* **THE PROBLEM**
Write each line out exactly, leaving none out.

[Part of a data file]

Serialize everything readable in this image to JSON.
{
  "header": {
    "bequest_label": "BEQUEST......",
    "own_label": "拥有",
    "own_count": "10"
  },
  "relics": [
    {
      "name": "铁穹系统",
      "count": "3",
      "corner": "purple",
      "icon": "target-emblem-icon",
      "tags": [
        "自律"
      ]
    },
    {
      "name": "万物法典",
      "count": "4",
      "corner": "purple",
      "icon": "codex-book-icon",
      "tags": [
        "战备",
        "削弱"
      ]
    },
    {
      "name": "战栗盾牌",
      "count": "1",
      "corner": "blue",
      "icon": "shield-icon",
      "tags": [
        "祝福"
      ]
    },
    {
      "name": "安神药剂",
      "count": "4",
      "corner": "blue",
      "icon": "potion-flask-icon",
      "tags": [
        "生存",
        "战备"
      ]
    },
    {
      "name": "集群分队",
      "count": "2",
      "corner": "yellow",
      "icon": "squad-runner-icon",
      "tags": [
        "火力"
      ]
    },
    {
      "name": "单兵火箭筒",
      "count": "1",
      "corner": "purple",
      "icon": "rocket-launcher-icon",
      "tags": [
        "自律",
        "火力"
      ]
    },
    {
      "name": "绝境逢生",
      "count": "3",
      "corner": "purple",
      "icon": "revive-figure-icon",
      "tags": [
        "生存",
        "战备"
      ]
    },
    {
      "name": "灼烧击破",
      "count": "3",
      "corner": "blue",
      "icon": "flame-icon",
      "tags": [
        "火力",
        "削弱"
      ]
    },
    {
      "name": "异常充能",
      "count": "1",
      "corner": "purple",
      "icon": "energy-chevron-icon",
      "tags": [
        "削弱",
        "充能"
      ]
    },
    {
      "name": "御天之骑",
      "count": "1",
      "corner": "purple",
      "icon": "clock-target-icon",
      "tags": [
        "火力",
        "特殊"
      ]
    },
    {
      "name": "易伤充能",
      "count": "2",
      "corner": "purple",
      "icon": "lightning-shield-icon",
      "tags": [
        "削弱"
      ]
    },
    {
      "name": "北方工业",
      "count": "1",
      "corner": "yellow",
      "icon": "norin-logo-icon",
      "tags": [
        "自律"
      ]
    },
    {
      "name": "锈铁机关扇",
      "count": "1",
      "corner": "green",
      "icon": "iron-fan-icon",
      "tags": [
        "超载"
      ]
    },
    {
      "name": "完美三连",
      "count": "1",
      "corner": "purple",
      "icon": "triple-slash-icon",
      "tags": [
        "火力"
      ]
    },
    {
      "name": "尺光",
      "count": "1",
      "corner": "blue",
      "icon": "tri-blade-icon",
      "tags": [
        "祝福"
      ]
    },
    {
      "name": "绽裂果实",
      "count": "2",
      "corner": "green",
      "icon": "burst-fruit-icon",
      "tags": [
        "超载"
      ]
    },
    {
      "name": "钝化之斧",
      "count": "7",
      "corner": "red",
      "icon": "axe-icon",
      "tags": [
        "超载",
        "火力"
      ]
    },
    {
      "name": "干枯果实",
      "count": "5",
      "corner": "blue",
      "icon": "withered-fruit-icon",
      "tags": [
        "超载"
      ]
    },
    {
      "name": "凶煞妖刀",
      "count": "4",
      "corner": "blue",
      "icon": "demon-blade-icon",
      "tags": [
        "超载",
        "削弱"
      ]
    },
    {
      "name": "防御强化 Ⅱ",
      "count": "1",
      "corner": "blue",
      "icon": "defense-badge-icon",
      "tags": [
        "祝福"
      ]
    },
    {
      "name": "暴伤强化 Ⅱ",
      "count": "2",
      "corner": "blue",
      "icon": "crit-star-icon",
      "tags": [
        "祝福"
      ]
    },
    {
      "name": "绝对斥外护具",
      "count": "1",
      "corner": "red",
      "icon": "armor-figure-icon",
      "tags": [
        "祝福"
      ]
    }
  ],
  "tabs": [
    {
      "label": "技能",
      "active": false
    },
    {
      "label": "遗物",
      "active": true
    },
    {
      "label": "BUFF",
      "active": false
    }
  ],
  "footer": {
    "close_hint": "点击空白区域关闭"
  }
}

* **THE ANSWER**
Serialize everything readable in this image to JSON.
{
  "header": {
    "bequest_label": "BEQUEST......",
    "own_label": "拥有",
    "own_count": "10"
  },
  "relics": [
    {
      "name": "铁穹系统",
      "count": "3",
      "corner": "purple",
      "icon": "target-emblem-icon",
      "tags": [
        "自律"
      ]
    },
    {
      "name": "万物法典",
      "count": "4",
      "corner": "purple",
      "icon": "codex-book-icon",
      "tags": [
        "战备",
        "削弱"
      ]
    },
    {
      "name": "战栗盾牌",
      "count": "1",
      "corner": "blue",
      "icon": "shield-icon",
      "tags": [
        "祝福"
      ]
    },
    {
      "name": "安神药剂",
      "count": "4",
      "corner": "blue",
      "icon": "potion-flask-icon",
      "tags": [
        "生存",
        "战备"
      ]
    },
    {
      "name": "集群分队",
      "count": "2",
      "corner": "yellow",
      "icon": "squad-runner-icon",
      "tags": [
        "火力"
      ]
    },
    {
      "name": "单兵火箭筒",
      "count": "1",
      "corner": "purple",
      "icon": "rocket-launcher-icon",
      "tags": [
        "自律",
        "火力"
      ]
    },
    {
      "name": "绝境逢生",
      "count": "3",
      "corner": "purple",
      "icon": "revive-figure-icon",
      "tags": [
        "生存",
        "战备"
      ]
    },
    {
      "name": "灼烧击破",
      "count": "3",
      "corner": "blue",
      "icon": "flame-icon",
      "tags": [
        "火力",
        "削弱"
      ]
    },
    {
      "name": "异常充能",
      "count": "1",
      "corner": "purple",
      "icon": "energy-chevron-icon",
      "tags": [
        "削弱",
        "充能"
      ]
    },
    {
      "name": "御天之骑",
      "count": "1",
      "corner": "purple",
      "icon": "clock-target-icon",
      "tags": [
        "火力",
        "特殊"
      ]
    },
    {
      "name": "易伤充能",
      "count": "2",
      "corner": "purple",
      "icon": "lightning-shield-icon",
      "tags": [
        "削弱"
      ]
    },
    {
      "name": "北方工业",
      "count": "1",
      "corner": "yellow",
      "icon": "norin-logo-icon",
      "tags": [
        "自律"
      ]
    },
    {
      "name": "锈铁机关扇",
      "count": "1",
      "corner": "green",
      "icon": "iron-fan-icon",
      "tags": [
        "超载"
      ]
    },
    {
      "name": "完美三连",
      "count": "1",
      "corner": "purple",
      "icon": "triple-slash-icon",
      "tags": [
        "火力"
      ]
    },
    {
      "name": "尺光",
      "count": "1",
      "corner": "blue",
      "icon": "tri-blade-icon",
      "tags": [
        "祝福"
      ]
    },
    {
      "name": "绽裂果实",
      "count": "2",
      "corner": "green",
      "icon": "burst-fruit-icon",
      "tags": [
        "超载"
      ]
    },
    {
      "name": "钝化之斧",
      "count": "7",
      "corner": "red",
      "icon": "axe-icon",
      "tags": [
        "超载",
        "火力"
      ]
    },
    {
      "name": "干枯果实",
      "count": "5",
      "corner": "blue",
      "icon": "withered-fruit-icon",
      "tags": [
        "超载"
      ]
    },
    {
      "name": "凶煞妖刀",
      "count": "4",
      "corner": "blue",
      "icon": "demon-blade-icon",
      "tags": [
        "超载",
        "削弱"
      ]
    },
    {
      "name": "防御强化 Ⅱ",
      "count": "1",
      "corner": "blue",
      "icon": "defense-badge-icon",
      "tags": [
        "祝福"
      ]
    },
    {
      "name": "暴伤强化 Ⅱ",
      "count": "2",
      "corner": "blue",
      "icon": "crit-star-icon",
      "tags": [
        "祝福"
      ]
    },
    {
      "name": "绝对斥外护具",
      "count": "1",
      "corner": "red",
      "icon": "armor-figure-icon",
      "tags": [
        "祝福"
      ]
    }
  ],
  "tabs": [
    {
      "label": "技能",
      "active": false
    },
    {
      "label": "遗物",
      "active": true
    },
    {
      "label": "BUFF",
      "active": false
    }
  ],
  "footer": {
    "close_hint": "点击空白区域关闭"
  }
}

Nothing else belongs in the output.